**WRITTEN TASK:**
In the records below, find each line with the word "structured" and copy it.

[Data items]
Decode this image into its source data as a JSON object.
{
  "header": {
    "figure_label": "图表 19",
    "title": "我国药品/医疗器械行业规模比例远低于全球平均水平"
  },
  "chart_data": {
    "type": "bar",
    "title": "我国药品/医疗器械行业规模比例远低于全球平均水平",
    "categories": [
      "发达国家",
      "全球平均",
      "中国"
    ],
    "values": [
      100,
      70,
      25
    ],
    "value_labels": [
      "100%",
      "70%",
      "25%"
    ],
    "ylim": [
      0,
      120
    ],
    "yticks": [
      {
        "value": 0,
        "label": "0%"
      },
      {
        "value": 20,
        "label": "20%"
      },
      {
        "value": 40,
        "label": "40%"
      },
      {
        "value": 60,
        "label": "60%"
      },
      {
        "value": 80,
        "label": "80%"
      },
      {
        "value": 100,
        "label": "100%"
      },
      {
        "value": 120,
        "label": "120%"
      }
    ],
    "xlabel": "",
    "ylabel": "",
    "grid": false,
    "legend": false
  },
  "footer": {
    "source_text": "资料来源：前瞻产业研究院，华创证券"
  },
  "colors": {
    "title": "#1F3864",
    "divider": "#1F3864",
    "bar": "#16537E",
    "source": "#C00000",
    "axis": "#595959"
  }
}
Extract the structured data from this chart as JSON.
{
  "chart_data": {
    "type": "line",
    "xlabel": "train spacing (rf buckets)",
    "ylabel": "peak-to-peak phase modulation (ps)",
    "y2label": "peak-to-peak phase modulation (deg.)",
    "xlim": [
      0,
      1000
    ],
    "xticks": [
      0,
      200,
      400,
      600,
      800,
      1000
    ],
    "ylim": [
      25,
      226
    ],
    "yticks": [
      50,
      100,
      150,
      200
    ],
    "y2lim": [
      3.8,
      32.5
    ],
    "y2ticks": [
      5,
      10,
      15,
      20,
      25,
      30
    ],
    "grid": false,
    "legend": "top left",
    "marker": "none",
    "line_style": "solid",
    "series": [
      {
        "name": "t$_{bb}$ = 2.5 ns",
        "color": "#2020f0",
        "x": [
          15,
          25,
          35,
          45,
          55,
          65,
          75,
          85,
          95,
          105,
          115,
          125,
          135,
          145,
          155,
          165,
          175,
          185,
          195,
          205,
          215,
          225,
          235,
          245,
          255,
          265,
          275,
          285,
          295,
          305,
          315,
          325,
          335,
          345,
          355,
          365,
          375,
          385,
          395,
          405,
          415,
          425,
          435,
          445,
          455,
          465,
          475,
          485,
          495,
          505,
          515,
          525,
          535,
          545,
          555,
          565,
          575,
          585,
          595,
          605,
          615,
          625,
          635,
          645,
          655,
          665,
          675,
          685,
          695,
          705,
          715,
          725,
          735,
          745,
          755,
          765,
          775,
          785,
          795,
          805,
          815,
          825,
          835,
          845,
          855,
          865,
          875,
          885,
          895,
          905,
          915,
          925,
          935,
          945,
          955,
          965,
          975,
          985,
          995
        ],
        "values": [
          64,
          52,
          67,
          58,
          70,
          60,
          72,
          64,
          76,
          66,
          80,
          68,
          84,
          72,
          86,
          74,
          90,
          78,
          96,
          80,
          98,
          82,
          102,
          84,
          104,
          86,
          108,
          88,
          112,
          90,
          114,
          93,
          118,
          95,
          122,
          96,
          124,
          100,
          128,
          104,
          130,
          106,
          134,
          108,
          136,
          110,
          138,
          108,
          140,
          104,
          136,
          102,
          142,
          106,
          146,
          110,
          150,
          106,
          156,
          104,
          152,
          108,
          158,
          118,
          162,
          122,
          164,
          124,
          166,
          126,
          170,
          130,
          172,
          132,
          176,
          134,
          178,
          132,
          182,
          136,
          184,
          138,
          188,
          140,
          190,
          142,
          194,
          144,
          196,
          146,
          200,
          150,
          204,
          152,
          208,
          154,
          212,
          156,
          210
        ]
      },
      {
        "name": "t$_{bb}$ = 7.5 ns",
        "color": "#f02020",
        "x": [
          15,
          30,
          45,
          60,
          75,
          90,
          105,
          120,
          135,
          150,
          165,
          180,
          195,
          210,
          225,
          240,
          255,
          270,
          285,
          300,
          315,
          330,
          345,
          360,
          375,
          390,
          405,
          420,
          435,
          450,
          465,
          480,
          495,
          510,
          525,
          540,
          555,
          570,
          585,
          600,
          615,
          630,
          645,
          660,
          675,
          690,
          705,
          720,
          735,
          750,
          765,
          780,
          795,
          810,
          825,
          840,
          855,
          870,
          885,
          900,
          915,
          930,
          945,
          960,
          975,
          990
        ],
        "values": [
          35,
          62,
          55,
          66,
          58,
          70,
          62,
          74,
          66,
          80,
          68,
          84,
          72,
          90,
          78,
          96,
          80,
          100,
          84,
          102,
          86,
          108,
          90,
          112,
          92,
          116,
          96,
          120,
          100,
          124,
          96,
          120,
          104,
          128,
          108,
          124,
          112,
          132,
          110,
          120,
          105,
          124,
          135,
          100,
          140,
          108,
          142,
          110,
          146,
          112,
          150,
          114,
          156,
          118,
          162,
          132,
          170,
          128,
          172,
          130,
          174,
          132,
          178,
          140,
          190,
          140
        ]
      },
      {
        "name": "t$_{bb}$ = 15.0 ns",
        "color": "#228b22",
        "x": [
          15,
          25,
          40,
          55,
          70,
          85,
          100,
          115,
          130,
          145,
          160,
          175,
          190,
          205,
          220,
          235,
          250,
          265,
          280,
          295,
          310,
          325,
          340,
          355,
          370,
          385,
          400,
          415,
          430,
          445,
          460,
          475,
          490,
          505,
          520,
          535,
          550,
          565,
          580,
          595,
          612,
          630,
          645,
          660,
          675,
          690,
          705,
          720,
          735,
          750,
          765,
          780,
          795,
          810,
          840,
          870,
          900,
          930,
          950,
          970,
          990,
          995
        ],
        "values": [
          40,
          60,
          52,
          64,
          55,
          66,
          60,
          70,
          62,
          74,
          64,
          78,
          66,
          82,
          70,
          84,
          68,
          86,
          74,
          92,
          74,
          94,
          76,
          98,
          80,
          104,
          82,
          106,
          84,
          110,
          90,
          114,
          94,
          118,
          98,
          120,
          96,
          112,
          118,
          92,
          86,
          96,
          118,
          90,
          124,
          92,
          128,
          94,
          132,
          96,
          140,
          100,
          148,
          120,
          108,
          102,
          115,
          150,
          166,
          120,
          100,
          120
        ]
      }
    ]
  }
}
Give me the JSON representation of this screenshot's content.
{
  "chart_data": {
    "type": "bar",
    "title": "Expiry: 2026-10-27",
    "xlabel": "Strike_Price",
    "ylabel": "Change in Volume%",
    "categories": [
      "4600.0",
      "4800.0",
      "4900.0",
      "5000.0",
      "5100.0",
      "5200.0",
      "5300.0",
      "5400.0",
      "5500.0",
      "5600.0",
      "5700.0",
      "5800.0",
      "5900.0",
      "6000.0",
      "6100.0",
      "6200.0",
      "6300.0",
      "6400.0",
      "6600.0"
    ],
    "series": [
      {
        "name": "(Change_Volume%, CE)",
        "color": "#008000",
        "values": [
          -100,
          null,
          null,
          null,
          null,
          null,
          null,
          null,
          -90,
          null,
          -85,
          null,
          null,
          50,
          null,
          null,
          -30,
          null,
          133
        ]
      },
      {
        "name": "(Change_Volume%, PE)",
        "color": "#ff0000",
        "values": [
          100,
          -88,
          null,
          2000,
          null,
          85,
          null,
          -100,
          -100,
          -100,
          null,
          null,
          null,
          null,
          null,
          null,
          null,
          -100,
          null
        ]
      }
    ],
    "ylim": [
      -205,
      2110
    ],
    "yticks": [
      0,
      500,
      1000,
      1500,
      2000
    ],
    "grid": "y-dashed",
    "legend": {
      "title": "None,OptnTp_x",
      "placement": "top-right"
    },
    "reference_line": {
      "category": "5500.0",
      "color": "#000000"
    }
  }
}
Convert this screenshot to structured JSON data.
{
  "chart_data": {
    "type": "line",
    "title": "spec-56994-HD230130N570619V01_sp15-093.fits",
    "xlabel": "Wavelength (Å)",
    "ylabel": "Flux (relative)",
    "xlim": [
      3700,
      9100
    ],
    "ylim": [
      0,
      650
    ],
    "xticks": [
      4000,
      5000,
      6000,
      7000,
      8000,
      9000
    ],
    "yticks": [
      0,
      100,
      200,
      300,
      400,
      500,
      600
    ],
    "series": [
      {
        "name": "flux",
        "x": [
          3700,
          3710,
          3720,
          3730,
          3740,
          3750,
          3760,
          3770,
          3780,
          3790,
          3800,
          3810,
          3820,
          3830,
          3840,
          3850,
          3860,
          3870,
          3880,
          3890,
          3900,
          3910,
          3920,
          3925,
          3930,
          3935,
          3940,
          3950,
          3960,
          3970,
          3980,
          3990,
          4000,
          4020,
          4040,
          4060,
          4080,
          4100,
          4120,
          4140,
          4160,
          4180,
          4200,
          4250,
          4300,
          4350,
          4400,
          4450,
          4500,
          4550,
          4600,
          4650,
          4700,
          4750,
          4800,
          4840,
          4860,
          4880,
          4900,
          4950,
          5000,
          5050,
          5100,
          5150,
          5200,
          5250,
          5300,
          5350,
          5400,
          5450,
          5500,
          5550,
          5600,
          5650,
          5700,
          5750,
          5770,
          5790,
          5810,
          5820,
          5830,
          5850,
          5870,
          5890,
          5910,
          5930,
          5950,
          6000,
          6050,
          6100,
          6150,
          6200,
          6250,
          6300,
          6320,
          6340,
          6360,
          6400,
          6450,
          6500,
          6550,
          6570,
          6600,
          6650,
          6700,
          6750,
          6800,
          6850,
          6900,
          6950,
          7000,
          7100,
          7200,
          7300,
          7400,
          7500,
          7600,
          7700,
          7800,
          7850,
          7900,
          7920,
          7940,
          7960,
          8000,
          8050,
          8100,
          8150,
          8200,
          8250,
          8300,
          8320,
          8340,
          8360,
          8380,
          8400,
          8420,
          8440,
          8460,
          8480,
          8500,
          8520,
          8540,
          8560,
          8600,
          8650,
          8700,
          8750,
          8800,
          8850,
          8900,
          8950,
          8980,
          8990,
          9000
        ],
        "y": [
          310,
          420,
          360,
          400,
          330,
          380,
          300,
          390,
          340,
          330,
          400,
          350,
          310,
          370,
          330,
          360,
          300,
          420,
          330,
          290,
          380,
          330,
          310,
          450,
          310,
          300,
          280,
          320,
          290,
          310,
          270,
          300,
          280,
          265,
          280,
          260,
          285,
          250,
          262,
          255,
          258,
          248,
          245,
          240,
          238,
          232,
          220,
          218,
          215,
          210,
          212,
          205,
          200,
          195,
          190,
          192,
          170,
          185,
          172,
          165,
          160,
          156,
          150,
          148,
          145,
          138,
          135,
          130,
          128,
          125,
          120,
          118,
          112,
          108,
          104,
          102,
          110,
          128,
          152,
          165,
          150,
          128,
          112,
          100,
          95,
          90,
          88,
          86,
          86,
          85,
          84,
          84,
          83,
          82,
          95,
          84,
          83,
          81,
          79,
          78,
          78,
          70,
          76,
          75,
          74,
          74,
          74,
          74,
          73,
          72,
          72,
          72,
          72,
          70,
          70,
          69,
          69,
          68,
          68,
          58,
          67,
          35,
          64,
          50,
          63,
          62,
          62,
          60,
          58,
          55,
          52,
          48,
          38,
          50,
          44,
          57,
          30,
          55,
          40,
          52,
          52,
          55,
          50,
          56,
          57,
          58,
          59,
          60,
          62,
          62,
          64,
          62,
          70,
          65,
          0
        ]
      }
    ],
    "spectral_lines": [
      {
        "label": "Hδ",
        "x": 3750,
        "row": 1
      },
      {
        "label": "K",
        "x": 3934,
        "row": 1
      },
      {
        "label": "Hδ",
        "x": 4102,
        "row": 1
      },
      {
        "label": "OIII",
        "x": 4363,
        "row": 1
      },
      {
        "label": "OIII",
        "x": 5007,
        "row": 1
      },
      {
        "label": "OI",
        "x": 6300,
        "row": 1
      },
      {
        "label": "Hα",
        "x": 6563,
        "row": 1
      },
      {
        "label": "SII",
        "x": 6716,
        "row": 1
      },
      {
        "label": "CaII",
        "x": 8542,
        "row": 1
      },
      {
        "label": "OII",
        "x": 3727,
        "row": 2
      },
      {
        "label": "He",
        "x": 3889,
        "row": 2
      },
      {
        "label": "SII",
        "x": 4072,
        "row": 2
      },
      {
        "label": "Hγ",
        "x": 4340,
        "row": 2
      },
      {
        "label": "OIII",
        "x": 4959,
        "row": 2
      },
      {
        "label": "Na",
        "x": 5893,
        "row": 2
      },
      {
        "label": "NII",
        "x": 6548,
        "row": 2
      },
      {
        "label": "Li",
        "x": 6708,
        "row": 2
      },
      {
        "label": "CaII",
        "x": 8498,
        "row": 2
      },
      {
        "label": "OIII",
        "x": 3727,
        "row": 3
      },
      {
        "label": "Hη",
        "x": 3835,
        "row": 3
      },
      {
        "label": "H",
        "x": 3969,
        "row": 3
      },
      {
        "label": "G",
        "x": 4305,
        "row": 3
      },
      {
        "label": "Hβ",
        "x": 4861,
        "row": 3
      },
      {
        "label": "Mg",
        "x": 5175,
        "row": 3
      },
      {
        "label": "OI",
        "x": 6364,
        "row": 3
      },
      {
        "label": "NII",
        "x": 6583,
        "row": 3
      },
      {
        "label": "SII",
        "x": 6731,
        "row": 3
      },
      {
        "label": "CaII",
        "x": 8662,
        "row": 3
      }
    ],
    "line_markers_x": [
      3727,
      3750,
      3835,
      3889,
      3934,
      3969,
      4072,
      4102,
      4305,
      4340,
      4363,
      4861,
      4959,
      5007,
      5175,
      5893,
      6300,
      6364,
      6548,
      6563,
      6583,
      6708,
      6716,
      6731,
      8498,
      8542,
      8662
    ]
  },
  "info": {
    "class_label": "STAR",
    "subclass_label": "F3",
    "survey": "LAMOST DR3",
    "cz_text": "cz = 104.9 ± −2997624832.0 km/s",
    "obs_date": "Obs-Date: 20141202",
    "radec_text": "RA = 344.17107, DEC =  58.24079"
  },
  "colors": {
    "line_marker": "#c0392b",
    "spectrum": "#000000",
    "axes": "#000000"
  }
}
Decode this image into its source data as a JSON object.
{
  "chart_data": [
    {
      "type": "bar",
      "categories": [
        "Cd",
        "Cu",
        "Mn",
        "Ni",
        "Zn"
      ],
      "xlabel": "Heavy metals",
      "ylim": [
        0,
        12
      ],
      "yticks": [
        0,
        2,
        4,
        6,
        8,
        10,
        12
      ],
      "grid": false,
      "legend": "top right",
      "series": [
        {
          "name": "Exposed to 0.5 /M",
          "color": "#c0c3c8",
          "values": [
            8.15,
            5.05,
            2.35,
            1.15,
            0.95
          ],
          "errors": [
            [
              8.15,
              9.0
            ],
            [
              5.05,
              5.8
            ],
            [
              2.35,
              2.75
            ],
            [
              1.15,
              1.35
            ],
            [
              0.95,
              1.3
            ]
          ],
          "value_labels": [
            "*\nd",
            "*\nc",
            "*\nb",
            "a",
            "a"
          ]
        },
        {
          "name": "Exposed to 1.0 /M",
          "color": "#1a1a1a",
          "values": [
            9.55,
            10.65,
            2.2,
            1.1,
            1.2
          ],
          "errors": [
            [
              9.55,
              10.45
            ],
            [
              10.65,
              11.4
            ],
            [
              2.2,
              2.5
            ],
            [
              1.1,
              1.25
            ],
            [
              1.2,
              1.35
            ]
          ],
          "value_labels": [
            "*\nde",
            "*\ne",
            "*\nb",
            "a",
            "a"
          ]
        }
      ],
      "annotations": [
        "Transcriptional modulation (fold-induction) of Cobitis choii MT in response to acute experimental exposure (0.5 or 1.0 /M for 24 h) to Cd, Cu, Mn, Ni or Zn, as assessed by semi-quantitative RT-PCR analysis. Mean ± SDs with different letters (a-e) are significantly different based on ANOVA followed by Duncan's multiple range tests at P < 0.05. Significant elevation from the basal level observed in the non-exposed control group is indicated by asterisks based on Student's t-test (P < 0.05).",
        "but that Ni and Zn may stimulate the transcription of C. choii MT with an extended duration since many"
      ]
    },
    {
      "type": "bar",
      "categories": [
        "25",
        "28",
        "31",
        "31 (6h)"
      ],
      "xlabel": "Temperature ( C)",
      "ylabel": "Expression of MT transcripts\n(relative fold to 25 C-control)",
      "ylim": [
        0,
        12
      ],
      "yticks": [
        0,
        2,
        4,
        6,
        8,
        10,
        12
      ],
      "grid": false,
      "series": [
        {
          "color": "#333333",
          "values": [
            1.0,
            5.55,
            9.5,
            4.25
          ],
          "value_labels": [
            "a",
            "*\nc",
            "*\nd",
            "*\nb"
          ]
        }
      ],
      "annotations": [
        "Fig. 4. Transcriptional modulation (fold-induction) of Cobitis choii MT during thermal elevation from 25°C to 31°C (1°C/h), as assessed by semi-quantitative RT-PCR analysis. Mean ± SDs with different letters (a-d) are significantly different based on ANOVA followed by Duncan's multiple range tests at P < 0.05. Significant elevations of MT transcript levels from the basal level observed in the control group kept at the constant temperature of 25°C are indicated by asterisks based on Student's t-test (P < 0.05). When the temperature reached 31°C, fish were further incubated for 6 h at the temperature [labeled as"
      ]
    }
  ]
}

**RESPONSE TO THE TASK:**
Extract the structured data from this chart as JSON.
Convert this screenshot to structured JSON data.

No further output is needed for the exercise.